◆ SET EXERCISE:
Extract each line from the entries below that has the string "flour" in it.

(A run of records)
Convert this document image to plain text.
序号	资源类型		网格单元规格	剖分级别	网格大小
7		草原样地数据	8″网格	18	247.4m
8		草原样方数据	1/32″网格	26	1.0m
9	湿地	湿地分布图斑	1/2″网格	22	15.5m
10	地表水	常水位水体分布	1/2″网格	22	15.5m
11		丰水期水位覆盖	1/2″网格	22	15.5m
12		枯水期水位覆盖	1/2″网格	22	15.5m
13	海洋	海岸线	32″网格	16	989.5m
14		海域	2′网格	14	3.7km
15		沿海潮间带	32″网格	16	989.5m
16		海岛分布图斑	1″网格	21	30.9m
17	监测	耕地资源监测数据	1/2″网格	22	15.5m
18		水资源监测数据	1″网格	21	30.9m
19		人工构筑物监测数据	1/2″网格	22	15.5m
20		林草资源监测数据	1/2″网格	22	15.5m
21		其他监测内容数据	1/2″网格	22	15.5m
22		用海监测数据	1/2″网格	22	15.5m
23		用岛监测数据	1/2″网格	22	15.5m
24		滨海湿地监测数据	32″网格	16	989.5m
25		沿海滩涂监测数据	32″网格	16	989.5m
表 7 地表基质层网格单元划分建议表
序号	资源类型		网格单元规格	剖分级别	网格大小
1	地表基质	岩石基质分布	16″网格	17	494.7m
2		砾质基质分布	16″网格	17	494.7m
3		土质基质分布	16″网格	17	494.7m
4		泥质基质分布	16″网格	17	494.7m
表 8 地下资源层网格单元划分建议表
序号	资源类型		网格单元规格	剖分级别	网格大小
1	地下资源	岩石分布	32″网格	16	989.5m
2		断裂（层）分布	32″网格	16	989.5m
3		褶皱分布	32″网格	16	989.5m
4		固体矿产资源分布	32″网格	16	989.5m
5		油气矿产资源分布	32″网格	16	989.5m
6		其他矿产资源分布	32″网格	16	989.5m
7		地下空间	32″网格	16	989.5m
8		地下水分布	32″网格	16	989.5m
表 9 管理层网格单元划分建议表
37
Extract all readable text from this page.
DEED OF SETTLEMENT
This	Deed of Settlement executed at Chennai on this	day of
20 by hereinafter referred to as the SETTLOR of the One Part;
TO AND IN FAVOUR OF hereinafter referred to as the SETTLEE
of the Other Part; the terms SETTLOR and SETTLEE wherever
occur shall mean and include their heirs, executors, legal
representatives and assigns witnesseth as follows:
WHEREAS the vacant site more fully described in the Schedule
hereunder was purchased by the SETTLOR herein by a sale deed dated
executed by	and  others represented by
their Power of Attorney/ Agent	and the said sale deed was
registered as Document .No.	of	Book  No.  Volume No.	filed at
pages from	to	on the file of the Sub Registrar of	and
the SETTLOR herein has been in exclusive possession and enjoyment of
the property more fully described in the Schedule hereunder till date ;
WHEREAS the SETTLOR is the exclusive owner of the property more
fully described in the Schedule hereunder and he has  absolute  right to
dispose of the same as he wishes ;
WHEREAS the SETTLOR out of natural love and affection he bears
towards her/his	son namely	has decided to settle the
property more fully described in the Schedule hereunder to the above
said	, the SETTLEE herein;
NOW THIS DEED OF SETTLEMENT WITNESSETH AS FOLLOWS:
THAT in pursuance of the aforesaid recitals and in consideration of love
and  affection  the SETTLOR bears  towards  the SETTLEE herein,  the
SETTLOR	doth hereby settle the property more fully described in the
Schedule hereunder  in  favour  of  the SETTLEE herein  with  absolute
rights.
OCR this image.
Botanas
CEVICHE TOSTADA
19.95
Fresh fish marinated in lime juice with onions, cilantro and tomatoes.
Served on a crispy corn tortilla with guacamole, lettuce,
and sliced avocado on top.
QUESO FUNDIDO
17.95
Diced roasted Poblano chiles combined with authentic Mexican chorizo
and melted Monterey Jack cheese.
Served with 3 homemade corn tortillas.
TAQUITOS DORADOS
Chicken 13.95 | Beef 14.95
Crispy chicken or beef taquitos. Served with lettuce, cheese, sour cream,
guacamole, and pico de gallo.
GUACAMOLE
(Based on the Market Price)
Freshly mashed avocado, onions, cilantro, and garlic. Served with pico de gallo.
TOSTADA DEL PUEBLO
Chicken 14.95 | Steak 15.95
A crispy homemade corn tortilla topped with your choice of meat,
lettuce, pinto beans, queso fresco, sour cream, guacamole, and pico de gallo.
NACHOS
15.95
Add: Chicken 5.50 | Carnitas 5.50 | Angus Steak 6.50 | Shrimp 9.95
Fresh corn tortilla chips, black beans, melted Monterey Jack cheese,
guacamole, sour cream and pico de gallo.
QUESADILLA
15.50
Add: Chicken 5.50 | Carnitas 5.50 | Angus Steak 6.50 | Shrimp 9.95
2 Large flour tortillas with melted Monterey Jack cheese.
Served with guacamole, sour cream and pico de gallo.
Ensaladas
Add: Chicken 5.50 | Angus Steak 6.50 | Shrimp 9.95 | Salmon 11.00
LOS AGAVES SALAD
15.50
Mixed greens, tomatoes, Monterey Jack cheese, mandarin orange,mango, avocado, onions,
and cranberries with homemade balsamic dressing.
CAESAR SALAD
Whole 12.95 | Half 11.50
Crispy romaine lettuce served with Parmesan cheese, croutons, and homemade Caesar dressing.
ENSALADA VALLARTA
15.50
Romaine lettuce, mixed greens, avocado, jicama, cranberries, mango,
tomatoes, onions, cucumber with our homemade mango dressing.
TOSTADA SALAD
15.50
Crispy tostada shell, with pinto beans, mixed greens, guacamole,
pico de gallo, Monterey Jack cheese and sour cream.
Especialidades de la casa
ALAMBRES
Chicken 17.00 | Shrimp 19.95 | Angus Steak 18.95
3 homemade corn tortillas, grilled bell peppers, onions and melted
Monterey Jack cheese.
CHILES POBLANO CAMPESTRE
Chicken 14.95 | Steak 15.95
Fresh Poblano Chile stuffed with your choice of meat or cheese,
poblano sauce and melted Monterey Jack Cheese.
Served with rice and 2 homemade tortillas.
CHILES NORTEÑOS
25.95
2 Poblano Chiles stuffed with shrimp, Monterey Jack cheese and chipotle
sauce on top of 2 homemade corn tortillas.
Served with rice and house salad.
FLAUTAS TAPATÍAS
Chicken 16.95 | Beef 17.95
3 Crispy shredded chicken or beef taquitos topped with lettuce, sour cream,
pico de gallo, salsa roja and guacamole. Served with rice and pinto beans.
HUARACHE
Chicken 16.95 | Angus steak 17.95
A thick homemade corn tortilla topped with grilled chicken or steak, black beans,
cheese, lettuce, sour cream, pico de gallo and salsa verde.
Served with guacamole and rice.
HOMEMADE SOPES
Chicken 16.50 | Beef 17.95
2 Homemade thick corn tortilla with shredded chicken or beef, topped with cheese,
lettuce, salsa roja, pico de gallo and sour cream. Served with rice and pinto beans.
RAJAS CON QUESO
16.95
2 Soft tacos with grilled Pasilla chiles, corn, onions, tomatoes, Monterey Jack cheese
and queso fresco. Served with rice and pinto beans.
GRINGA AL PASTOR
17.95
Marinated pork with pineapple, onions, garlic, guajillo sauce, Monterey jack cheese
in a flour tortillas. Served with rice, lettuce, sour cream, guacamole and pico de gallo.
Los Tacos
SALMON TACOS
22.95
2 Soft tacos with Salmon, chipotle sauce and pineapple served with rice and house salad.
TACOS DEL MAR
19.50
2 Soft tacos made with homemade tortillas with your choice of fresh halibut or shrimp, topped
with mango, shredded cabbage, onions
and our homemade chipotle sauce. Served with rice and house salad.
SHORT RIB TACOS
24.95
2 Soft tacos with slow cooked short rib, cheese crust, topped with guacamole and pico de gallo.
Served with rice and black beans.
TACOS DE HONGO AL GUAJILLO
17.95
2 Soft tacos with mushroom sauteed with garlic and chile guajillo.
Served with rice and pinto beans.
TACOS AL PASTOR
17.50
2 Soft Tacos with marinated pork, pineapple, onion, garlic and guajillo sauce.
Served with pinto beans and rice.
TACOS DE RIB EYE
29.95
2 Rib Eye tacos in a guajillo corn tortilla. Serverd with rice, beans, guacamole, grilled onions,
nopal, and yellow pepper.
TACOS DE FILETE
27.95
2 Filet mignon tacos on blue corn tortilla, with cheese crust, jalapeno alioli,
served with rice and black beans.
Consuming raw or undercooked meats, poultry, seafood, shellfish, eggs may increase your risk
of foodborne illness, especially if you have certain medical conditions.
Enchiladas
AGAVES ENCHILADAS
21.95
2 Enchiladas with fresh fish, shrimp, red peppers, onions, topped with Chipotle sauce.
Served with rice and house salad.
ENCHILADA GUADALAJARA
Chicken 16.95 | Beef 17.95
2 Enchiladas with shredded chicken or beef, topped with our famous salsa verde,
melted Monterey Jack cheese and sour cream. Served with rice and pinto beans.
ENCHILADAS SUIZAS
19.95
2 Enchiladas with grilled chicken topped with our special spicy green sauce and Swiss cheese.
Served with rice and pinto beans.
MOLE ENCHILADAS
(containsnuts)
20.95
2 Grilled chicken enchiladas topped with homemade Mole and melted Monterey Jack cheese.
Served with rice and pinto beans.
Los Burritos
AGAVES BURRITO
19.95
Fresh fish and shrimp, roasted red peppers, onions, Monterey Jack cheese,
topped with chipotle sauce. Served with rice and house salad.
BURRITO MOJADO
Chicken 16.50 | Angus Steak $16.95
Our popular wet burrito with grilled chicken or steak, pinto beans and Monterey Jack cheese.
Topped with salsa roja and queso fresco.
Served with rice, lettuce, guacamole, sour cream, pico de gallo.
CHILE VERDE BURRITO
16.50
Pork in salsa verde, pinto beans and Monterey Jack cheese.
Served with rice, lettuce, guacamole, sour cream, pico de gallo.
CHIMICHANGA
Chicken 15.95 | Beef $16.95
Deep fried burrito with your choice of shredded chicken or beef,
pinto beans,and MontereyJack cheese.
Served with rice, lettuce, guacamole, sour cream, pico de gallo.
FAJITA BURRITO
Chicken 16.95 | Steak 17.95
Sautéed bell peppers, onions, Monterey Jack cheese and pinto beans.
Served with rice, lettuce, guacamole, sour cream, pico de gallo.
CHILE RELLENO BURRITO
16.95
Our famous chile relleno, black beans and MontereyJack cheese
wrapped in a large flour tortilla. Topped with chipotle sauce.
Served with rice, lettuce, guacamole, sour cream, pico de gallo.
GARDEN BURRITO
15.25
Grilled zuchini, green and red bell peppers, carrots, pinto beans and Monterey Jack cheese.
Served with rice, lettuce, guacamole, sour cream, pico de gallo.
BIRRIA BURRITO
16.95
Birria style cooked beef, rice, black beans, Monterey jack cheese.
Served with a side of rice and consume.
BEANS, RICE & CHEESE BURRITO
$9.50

◆ CORRECT OUTPUT:
2 Large flour tortillas with melted Monterey Jack cheese.
in a flour tortillas. Served with rice, lettuce, sour cream, guacamole and pico de gallo.
wrapped in a large flour tortilla. Topped with chipotle sauce.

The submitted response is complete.